Exactly repeat the full listing that follows.

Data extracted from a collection
— Begin —
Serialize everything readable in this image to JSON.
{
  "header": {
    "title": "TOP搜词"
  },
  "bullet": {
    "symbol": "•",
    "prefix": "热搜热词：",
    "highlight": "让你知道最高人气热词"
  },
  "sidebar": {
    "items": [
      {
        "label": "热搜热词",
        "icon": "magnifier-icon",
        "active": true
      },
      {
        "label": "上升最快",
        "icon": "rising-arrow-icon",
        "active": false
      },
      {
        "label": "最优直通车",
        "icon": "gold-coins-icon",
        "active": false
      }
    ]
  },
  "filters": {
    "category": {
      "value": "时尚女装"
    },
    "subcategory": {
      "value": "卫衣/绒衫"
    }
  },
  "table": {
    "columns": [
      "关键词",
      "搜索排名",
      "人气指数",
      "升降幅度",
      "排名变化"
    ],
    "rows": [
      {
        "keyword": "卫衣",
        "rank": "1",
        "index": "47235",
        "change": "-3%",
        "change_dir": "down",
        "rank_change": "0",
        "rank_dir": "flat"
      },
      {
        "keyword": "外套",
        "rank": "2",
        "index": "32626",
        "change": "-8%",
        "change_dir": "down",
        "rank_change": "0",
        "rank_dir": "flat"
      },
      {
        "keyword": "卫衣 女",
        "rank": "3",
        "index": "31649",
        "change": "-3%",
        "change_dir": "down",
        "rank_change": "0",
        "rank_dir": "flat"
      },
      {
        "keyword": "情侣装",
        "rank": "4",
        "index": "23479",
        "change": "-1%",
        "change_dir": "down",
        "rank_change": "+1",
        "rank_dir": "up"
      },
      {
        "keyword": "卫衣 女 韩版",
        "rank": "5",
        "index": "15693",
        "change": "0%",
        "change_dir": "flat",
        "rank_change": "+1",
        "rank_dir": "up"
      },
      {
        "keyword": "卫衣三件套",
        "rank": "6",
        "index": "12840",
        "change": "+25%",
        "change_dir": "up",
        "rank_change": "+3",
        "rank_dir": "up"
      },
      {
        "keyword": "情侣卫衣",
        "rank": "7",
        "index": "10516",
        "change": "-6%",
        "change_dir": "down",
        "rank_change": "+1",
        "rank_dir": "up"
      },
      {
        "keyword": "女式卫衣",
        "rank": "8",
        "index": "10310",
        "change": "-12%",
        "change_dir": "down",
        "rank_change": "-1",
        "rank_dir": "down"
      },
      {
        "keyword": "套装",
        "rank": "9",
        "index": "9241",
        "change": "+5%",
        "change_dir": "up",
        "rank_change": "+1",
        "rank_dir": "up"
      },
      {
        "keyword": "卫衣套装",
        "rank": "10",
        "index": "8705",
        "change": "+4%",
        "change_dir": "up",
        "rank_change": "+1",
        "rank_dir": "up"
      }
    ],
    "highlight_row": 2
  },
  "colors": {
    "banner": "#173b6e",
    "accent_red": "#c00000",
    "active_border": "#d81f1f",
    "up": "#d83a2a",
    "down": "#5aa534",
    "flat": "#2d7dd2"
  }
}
— End —
» Reply:
Serialize everything readable in this image to JSON.
{
  "header": {
    "title": "TOP搜词"
  },
  "bullet": {
    "symbol": "•",
    "prefix": "热搜热词：",
    "highlight": "让你知道最高人气热词"
  },
  "sidebar": {
    "items": [
      {
        "label": "热搜热词",
        "icon": "magnifier-icon",
        "active": true
      },
      {
        "label": "上升最快",
        "icon": "rising-arrow-icon",
        "active": false
      },
      {
        "label": "最优直通车",
        "icon": "gold-coins-icon",
        "active": false
      }
    ]
  },
  "filters": {
    "category": {
      "value": "时尚女装"
    },
    "subcategory": {
      "value": "卫衣/绒衫"
    }
  },
  "table": {
    "columns": [
      "关键词",
      "搜索排名",
      "人气指数",
      "升降幅度",
      "排名变化"
    ],
    "rows": [
      {
        "keyword": "卫衣",
        "rank": "1",
        "index": "47235",
        "change": "-3%",
        "change_dir": "down",
        "rank_change": "0",
        "rank_dir": "flat"
      },
      {
        "keyword": "外套",
        "rank": "2",
        "index": "32626",
        "change": "-8%",
        "change_dir": "down",
        "rank_change": "0",
        "rank_dir": "flat"
      },
      {
        "keyword": "卫衣 女",
        "rank": "3",
        "index": "31649",
        "change": "-3%",
        "change_dir": "down",
        "rank_change": "0",
        "rank_dir": "flat"
      },
      {
        "keyword": "情侣装",
        "rank": "4",
        "index": "23479",
        "change": "-1%",
        "change_dir": "down",
        "rank_change": "+1",
        "rank_dir": "up"
      },
      {
        "keyword": "卫衣 女 韩版",
        "rank": "5",
        "index": "15693",
        "change": "0%",
        "change_dir": "flat",
        "rank_change": "+1",
        "rank_dir": "up"
      },
      {
        "keyword": "卫衣三件套",
        "rank": "6",
        "index": "12840",
        "change": "+25%",
        "change_dir": "up",
        "rank_change": "+3",
        "rank_dir": "up"
      },
      {
        "keyword": "情侣卫衣",
        "rank": "7",
        "index": "10516",
        "change": "-6%",
        "change_dir": "down",
        "rank_change": "+1",
        "rank_dir": "up"
      },
      {
        "keyword": "女式卫衣",
        "rank": "8",
        "index": "10310",
        "change": "-12%",
        "change_dir": "down",
        "rank_change": "-1",
        "rank_dir": "down"
      },
      {
        "keyword": "套装",
        "rank": "9",
        "index": "9241",
        "change": "+5%",
        "change_dir": "up",
        "rank_change": "+1",
        "rank_dir": "up"
      },
      {
        "keyword": "卫衣套装",
        "rank": "10",
        "index": "8705",
        "change": "+4%",
        "change_dir": "up",
        "rank_change": "+1",
        "rank_dir": "up"
      }
    ],
    "highlight_row": 2
  },
  "colors": {
    "banner": "#173b6e",
    "accent_red": "#c00000",
    "active_border": "#d81f1f",
    "up": "#d83a2a",
    "down": "#5aa534",
    "flat": "#2d7dd2"
  }
}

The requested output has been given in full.